→ WRITTEN TASK
Review the material line by line. Identify and copy every line that contains the string "sent".

┌────────

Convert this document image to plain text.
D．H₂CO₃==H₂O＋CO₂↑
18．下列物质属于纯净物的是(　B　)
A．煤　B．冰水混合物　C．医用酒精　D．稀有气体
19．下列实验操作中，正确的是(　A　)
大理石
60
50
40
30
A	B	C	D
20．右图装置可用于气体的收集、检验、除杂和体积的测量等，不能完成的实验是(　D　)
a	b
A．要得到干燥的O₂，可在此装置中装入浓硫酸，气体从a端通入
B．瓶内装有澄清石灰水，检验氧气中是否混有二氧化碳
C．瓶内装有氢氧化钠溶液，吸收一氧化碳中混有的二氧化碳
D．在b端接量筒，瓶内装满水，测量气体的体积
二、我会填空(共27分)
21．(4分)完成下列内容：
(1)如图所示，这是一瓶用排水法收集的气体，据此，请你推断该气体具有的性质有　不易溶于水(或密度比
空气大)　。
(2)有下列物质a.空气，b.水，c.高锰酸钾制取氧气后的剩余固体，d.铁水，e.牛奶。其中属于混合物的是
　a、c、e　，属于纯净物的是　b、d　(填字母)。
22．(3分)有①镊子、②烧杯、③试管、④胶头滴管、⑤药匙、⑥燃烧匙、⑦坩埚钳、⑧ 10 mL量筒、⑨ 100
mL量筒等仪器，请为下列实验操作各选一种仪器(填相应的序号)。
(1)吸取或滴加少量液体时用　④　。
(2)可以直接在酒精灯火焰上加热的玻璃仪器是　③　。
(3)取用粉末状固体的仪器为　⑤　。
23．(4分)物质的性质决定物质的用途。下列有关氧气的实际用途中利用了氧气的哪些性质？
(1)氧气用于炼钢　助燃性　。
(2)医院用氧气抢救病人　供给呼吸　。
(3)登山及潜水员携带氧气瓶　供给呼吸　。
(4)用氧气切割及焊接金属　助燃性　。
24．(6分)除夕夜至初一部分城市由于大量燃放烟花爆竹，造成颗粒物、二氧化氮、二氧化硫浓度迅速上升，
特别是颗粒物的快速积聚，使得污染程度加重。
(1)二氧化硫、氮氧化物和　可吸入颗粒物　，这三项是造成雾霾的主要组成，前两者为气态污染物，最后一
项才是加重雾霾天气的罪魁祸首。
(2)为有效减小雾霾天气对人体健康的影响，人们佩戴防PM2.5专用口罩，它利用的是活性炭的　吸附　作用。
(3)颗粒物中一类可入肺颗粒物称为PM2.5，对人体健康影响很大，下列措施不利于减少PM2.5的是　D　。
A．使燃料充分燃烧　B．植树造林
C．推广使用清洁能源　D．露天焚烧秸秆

└────────
┌────────

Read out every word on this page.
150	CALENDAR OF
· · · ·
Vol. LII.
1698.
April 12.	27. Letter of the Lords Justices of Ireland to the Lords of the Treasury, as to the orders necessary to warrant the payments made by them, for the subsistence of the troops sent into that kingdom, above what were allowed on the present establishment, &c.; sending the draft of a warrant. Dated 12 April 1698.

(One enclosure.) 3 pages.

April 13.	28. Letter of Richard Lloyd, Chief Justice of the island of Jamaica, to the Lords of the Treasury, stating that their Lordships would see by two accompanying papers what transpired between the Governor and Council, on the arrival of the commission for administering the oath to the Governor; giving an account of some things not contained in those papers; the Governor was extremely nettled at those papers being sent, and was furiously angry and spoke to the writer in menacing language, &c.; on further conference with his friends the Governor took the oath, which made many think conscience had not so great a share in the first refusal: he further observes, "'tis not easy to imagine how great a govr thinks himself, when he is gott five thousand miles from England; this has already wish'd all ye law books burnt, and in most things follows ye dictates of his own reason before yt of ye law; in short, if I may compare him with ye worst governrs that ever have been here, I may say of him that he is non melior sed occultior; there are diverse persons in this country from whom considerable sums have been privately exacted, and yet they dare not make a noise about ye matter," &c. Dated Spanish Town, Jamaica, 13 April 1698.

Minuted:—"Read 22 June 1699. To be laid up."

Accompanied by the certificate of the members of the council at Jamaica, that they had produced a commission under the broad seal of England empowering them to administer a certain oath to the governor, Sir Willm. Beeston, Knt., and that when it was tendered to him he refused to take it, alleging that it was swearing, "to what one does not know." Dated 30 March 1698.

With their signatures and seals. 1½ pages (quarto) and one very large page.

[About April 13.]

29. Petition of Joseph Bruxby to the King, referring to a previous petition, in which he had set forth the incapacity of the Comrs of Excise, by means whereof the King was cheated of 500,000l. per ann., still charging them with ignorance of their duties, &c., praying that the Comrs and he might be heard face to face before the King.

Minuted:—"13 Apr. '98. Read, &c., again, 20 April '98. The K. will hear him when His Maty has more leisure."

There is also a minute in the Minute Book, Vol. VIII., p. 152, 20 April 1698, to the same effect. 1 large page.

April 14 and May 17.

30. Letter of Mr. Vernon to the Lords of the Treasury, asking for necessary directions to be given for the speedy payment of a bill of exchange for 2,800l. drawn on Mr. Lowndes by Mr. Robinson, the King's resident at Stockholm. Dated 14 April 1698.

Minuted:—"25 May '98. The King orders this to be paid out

└────────
┌────────

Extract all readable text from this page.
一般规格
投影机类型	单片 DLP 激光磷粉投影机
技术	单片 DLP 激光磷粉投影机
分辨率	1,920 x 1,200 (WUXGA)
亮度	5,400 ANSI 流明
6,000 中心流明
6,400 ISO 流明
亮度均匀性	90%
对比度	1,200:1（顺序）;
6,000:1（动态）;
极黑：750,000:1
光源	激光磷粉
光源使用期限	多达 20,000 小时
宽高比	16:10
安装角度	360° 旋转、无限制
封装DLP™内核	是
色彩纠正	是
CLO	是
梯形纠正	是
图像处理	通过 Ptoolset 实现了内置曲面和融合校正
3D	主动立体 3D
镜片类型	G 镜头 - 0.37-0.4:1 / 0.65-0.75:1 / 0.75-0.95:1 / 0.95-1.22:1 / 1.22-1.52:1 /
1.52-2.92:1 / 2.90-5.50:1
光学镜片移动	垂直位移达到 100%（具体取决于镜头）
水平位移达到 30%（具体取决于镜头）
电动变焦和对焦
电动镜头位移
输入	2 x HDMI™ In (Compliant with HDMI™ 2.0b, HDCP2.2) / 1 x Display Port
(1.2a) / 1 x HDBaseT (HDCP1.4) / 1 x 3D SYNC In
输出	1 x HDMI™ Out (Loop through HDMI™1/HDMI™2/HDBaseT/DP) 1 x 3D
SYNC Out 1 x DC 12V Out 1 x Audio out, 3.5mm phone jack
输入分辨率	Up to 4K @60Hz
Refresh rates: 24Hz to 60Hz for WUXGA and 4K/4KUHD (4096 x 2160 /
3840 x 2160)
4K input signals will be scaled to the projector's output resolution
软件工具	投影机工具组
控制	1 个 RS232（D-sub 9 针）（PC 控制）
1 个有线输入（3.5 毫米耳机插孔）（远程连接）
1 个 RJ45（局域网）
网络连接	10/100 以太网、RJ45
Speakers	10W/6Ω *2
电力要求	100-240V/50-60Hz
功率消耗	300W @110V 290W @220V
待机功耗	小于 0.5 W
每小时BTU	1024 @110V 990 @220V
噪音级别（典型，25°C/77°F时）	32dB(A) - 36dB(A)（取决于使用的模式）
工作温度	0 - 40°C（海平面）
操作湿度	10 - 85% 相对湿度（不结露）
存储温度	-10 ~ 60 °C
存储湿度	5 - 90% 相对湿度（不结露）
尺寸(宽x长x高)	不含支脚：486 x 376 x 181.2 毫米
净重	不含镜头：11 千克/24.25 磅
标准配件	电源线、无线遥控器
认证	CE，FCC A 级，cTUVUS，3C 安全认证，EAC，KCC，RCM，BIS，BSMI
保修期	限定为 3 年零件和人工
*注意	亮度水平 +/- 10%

└────────

→ SOLUTION TO THIS EXERCISE
April 12.	27. Letter of the Lords Justices of Ireland to the Lords of the Treasury, as to the orders necessary to warrant the payments made by them, for the subsistence of the troops sent into that kingdom, above what were allowed on the present establishment, &c.; sending the draft of a warrant. Dated 12 April 1698.
April 13.	28. Letter of Richard Lloyd, Chief Justice of the island of Jamaica, to the Lords of the Treasury, stating that their Lordships would see by two accompanying papers what transpired between the Governor and Council, on the arrival of the commission for administering the oath to the Governor; giving an account of some things not contained in those papers; the Governor was extremely nettled at those papers being sent, and was furiously angry and spoke to the writer in menacing language, &c.; on further conference with his friends the Governor took the oath, which made many think conscience had not so great a share in the first refusal: he further observes, "'tis not easy to imagine how great a govr thinks himself, when he is gott five thousand miles from England; this has already wish'd all ye law books burnt, and in most things follows ye dictates of his own reason before yt of ye law; in short, if I may compare him with ye worst governrs that ever have been here, I may say of him that he is non melior sed occultior; there are diverse persons in this country from whom considerable sums have been privately exacted, and yet they dare not make a noise about ye matter," &c. Dated Spanish Town, Jamaica, 13 April 1698.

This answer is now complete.